Task goal
Copy each of the entries below faithfully, setting aside any pictures.

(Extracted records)
——————
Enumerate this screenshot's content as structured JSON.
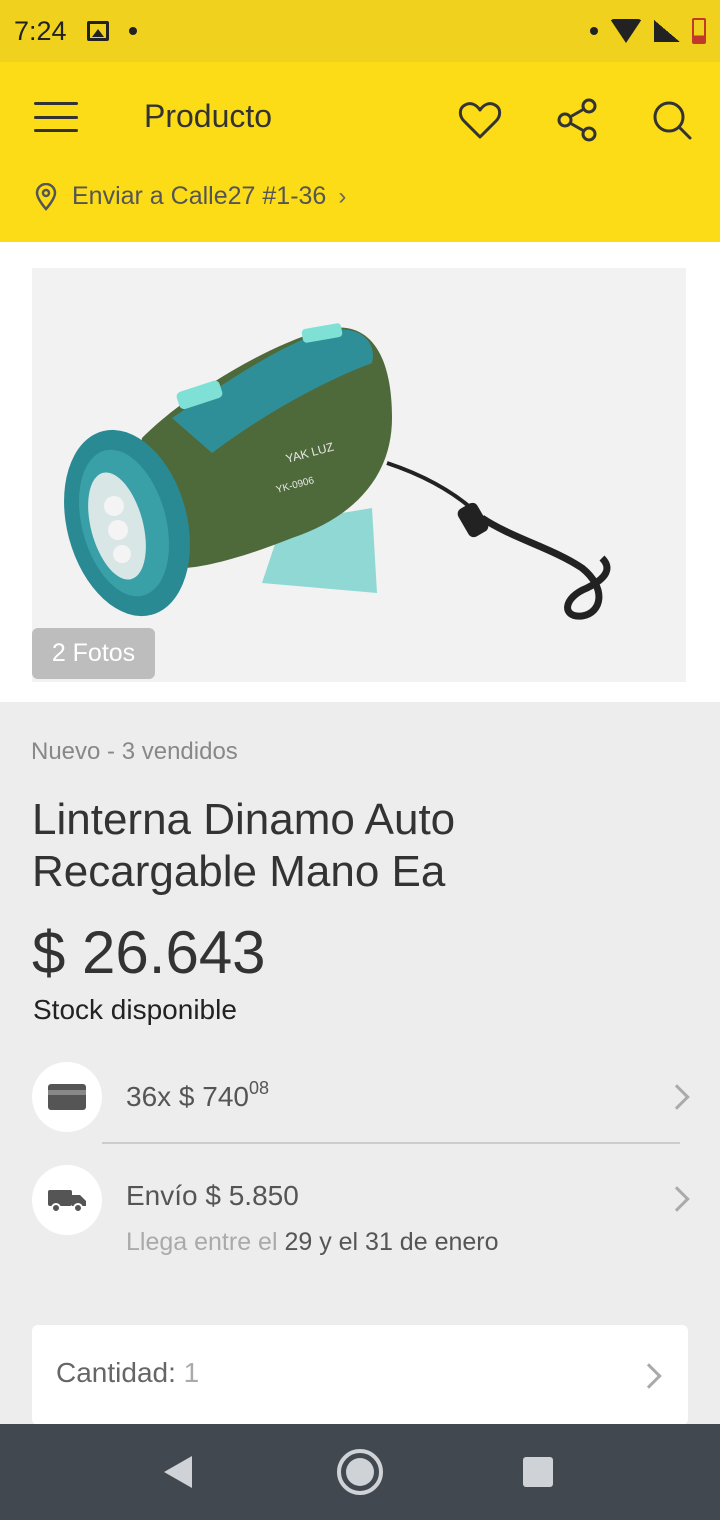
{
  "status_bar": {
    "time": "7:24"
  },
  "app_bar": {
    "title": "Producto",
    "location_label": "Enviar a Calle27 #1-36"
  },
  "gallery": {
    "photos_badge": "2 Fotos",
    "brand_print": "YAK LUZ",
    "model_print": "YK-0906"
  },
  "product": {
    "condition": "Nuevo - 3 vendidos",
    "title": "Linterna Dinamo Auto Recargable Mano  Ea",
    "price": "$ 26.643",
    "stock": "Stock disponible"
  },
  "installments": {
    "prefix": "36x $ 740",
    "cents": "08"
  },
  "shipping": {
    "label": "Envío $ 5.850",
    "eta_prefix": "Llega entre el ",
    "eta_dates": "29 y el 31 de enero"
  },
  "quantity": {
    "label": "Cantidad: ",
    "value": "1"
  }
}
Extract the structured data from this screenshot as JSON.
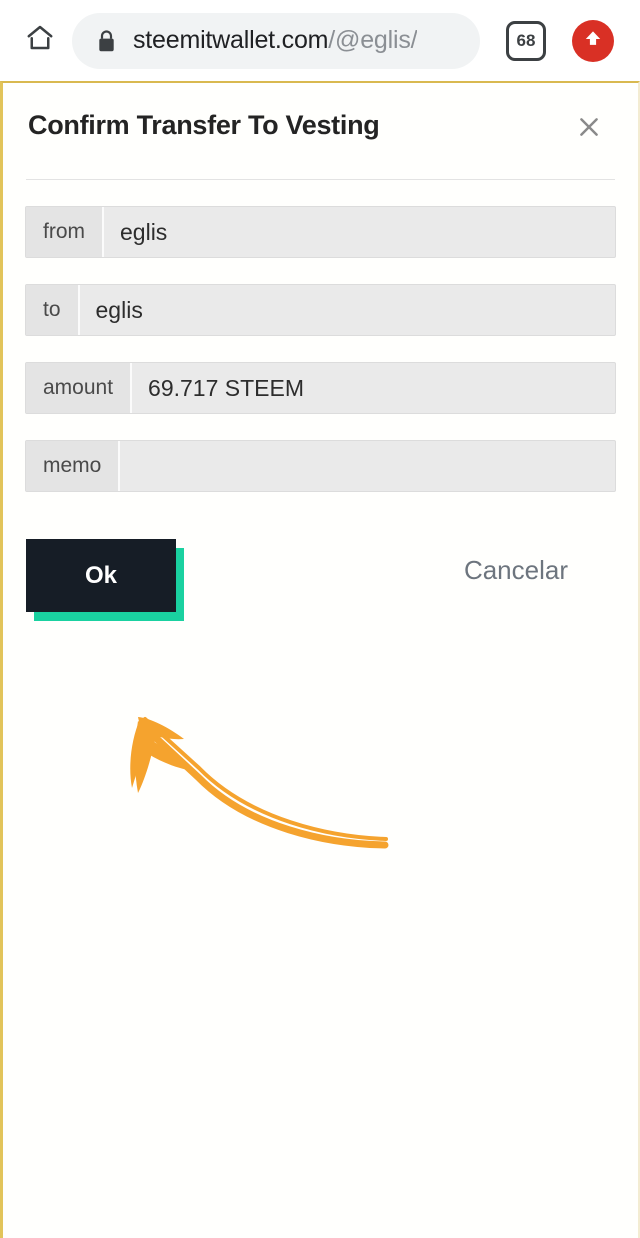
{
  "browser": {
    "home_icon": "home-icon",
    "lock_icon": "lock-icon",
    "url_host": "steemitwallet.com",
    "url_path": "/@eglis/",
    "tab_count": "68",
    "menu_icon": "up-arrow-icon"
  },
  "modal": {
    "title": "Confirm Transfer To Vesting",
    "close_icon": "close-icon",
    "fields": [
      {
        "label": "from",
        "value": "eglis"
      },
      {
        "label": "to",
        "value": "eglis"
      },
      {
        "label": "amount",
        "value": "69.717 STEEM"
      },
      {
        "label": "memo",
        "value": ""
      }
    ],
    "ok_label": "Ok",
    "cancel_label": "Cancelar"
  },
  "annotation": {
    "name": "hand-drawn-arrow",
    "color": "#f5a32e",
    "points_to": "ok-button"
  },
  "colors": {
    "accent_teal": "#1ad1a0",
    "button_dark": "#161d26",
    "annotation_orange": "#f5a32e",
    "page_border_gold": "#e2c45a",
    "menu_red": "#d93025"
  }
}
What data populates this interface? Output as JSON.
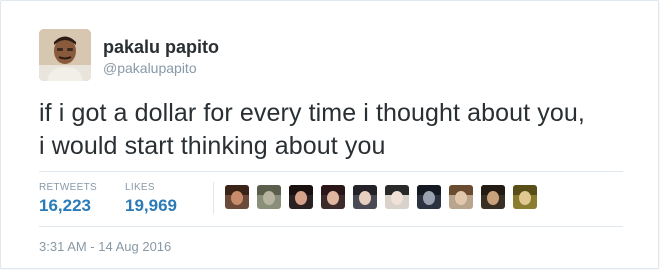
{
  "user": {
    "display_name": "pakalu papito",
    "handle": "@pakalupapito",
    "avatar_icon": "user-photo-avatar"
  },
  "tweet": {
    "line1": "if i got a dollar for every time i thought about you,",
    "line2": "i would start thinking about you"
  },
  "stats": {
    "retweets_label": "RETWEETS",
    "retweets_value": "16,223",
    "likes_label": "LIKES",
    "likes_value": "19,969"
  },
  "facepile": [
    {
      "bg": "#6b4a3a",
      "hair": "#3a2418",
      "skin": "#c98c6a"
    },
    {
      "bg": "#8a8f7a",
      "hair": "#5a5e4a",
      "skin": "#b7b39e"
    },
    {
      "bg": "#2a2222",
      "hair": "#1a1010",
      "skin": "#d6a28a"
    },
    {
      "bg": "#3d2a2a",
      "hair": "#2a1616",
      "skin": "#e0b6a0"
    },
    {
      "bg": "#4a4a55",
      "hair": "#222228",
      "skin": "#e8d0c0"
    },
    {
      "bg": "#d9d2ca",
      "hair": "#2a2a2a",
      "skin": "#f0e2d6"
    },
    {
      "bg": "#2b3340",
      "hair": "#151a22",
      "skin": "#9aa2b0"
    },
    {
      "bg": "#b9a48e",
      "hair": "#6a4b30",
      "skin": "#e3c7ac"
    },
    {
      "bg": "#3a2f24",
      "hair": "#231a12",
      "skin": "#c9a27c"
    },
    {
      "bg": "#8a7d30",
      "hair": "#5a4e18",
      "skin": "#e0c890"
    }
  ],
  "timestamp": "3:31 AM - 14 Aug 2016",
  "colors": {
    "accent": "#2b7bb9",
    "muted": "#8899a6",
    "text": "#292f33",
    "border": "#e1e8ed"
  }
}
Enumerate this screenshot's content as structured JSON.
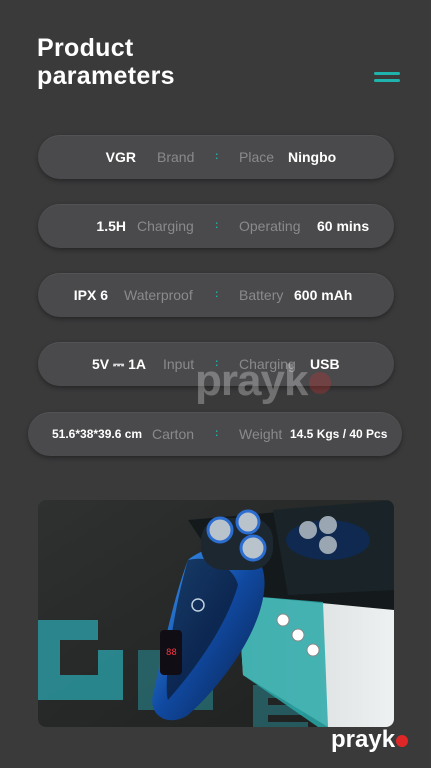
——————
Solution to the exercise
Enumerate this screenshot's content as structured JSON.
{
  "status_bar": {
    "time": "7:24"
  },
  "app_bar": {
    "title": "Producto",
    "location_label": "Enviar a Calle27 #1-36"
  },
  "gallery": {
    "photos_badge": "2 Fotos",
    "brand_print": "YAK LUZ",
    "model_print": "YK-0906"
  },
  "product": {
    "condition": "Nuevo - 3 vendidos",
    "title": "Linterna Dinamo Auto Recargable Mano  Ea",
    "price": "$ 26.643",
    "stock": "Stock disponible"
  },
  "installments": {
    "prefix": "36x $ 740",
    "cents": "08"
  },
  "shipping": {
    "label": "Envío $ 5.850",
    "eta_prefix": "Llega entre el ",
    "eta_dates": "29 y el 31 de enero"
  },
  "quantity": {
    "label": "Cantidad: ",
    "value": "1"
  }
}
Extract the structured data from this screenshot as JSON.
{
  "browser": {
    "home_icon": "home-icon",
    "lock_icon": "lock-icon",
    "url_host": "steemitwallet.com",
    "url_path": "/@eglis/",
    "tab_count": "68",
    "menu_icon": "up-arrow-icon"
  },
  "modal": {
    "title": "Confirm Transfer To Vesting",
    "close_icon": "close-icon",
    "fields": [
      {
        "label": "from",
        "value": "eglis"
      },
      {
        "label": "to",
        "value": "eglis"
      },
      {
        "label": "amount",
        "value": "69.717 STEEM"
      },
      {
        "label": "memo",
        "value": ""
      }
    ],
    "ok_label": "Ok",
    "cancel_label": "Cancelar"
  },
  "annotation": {
    "name": "hand-drawn-arrow",
    "color": "#f5a32e",
    "points_to": "ok-button"
  },
  "colors": {
    "accent_teal": "#1ad1a0",
    "button_dark": "#161d26",
    "annotation_orange": "#f5a32e",
    "page_border_gold": "#e2c45a",
    "menu_red": "#d93025"
  }
}
What data populates this interface? Output as JSON.
{
  "user": {
    "display_name": "pakalu papito",
    "handle": "@pakalupapito",
    "avatar_icon": "user-photo-avatar"
  },
  "tweet": {
    "line1": "if i got a dollar for every time i thought about you,",
    "line2": "i would start thinking about you"
  },
  "stats": {
    "retweets_label": "RETWEETS",
    "retweets_value": "16,223",
    "likes_label": "LIKES",
    "likes_value": "19,969"
  },
  "facepile": [
    {
      "bg": "#6b4a3a",
      "hair": "#3a2418",
      "skin": "#c98c6a"
    },
    {
      "bg": "#8a8f7a",
      "hair": "#5a5e4a",
      "skin": "#b7b39e"
    },
    {
      "bg": "#2a2222",
      "hair": "#1a1010",
      "skin": "#d6a28a"
    },
    {
      "bg": "#3d2a2a",
      "hair": "#2a1616",
      "skin": "#e0b6a0"
    },
    {
      "bg": "#4a4a55",
      "hair": "#222228",
      "skin": "#e8d0c0"
    },
    {
      "bg": "#d9d2ca",
      "hair": "#2a2a2a",
      "skin": "#f0e2d6"
    },
    {
      "bg": "#2b3340",
      "hair": "#151a22",
      "skin": "#9aa2b0"
    },
    {
      "bg": "#b9a48e",
      "hair": "#6a4b30",
      "skin": "#e3c7ac"
    },
    {
      "bg": "#3a2f24",
      "hair": "#231a12",
      "skin": "#c9a27c"
    },
    {
      "bg": "#8a7d30",
      "hair": "#5a4e18",
      "skin": "#e0c890"
    }
  ],
  "timestamp": "3:31 AM - 14 Aug 2016",
  "colors": {
    "accent": "#2b7bb9",
    "muted": "#8899a6",
    "text": "#292f33",
    "border": "#e1e8ed"
  }
}
Enumerate this screenshot's content as structured JSON.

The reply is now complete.